• **Stated task**
Reproduce all of the material exactly as shown.
--- START Materials provided ---
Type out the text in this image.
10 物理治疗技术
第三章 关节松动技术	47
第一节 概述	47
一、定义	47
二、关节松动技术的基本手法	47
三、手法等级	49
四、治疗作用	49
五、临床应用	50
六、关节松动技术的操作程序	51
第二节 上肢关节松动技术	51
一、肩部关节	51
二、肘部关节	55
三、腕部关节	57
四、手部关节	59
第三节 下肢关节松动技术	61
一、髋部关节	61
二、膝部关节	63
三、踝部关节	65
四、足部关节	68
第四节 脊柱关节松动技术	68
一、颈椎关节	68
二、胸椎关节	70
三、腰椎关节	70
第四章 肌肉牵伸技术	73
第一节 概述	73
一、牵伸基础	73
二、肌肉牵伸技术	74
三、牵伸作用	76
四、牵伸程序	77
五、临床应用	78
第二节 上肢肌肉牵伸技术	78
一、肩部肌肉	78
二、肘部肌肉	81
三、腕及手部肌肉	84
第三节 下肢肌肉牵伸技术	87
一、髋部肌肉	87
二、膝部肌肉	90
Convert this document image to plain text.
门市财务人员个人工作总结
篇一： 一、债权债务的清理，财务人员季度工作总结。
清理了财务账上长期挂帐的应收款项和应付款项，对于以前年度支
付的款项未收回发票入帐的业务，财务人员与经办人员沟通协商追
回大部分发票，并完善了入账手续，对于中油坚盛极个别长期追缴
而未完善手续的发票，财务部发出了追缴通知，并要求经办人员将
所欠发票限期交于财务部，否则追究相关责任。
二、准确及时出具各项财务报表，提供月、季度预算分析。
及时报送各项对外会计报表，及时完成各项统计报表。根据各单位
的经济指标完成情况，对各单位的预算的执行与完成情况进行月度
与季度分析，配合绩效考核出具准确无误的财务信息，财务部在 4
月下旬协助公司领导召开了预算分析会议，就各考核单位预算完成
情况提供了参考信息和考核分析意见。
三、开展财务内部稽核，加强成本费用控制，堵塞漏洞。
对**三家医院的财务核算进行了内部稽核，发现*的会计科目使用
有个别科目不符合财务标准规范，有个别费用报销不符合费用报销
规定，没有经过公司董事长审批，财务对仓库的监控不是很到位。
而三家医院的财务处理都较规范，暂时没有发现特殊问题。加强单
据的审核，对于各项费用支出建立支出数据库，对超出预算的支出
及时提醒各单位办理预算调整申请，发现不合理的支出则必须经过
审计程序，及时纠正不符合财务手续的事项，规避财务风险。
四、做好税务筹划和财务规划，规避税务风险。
--- END Materials provided ---
• **Exercise output**
Type out the text in this image.
10 物理治疗技术
第三章 关节松动技术	47
第一节 概述	47
一、定义	47
二、关节松动技术的基本手法	47
三、手法等级	49
四、治疗作用	49
五、临床应用	50
六、关节松动技术的操作程序	51
第二节 上肢关节松动技术	51
一、肩部关节	51
二、肘部关节	55
三、腕部关节	57
四、手部关节	59
第三节 下肢关节松动技术	61
一、髋部关节	61
二、膝部关节	63
三、踝部关节	65
四、足部关节	68
第四节 脊柱关节松动技术	68
一、颈椎关节	68
二、胸椎关节	70
三、腰椎关节	70
第四章 肌肉牵伸技术	73
第一节 概述	73
一、牵伸基础	73
二、肌肉牵伸技术	74
三、牵伸作用	76
四、牵伸程序	77
五、临床应用	78
第二节 上肢肌肉牵伸技术	78
一、肩部肌肉	78
二、肘部肌肉	81
三、腕及手部肌肉	84
第三节 下肢肌肉牵伸技术	87
一、髋部肌肉	87
二、膝部肌肉	90
Convert this document image to plain text.
门市财务人员个人工作总结
篇一： 一、债权债务的清理，财务人员季度工作总结。
清理了财务账上长期挂帐的应收款项和应付款项，对于以前年度支
付的款项未收回发票入帐的业务，财务人员与经办人员沟通协商追
回大部分发票，并完善了入账手续，对于中油坚盛极个别长期追缴
而未完善手续的发票，财务部发出了追缴通知，并要求经办人员将
所欠发票限期交于财务部，否则追究相关责任。
二、准确及时出具各项财务报表，提供月、季度预算分析。
及时报送各项对外会计报表，及时完成各项统计报表。根据各单位
的经济指标完成情况，对各单位的预算的执行与完成情况进行月度
与季度分析，配合绩效考核出具准确无误的财务信息，财务部在 4
月下旬协助公司领导召开了预算分析会议，就各考核单位预算完成
情况提供了参考信息和考核分析意见。
三、开展财务内部稽核，加强成本费用控制，堵塞漏洞。
对**三家医院的财务核算进行了内部稽核，发现*的会计科目使用
有个别科目不符合财务标准规范，有个别费用报销不符合费用报销
规定，没有经过公司董事长审批，财务对仓库的监控不是很到位。
而三家医院的财务处理都较规范，暂时没有发现特殊问题。加强单
据的审核，对于各项费用支出建立支出数据库，对超出预算的支出
及时提醒各单位办理预算调整申请，发现不合理的支出则必须经过
审计程序，及时纠正不符合财务手续的事项，规避财务风险。
四、做好税务筹划和财务规划，规避税务风险。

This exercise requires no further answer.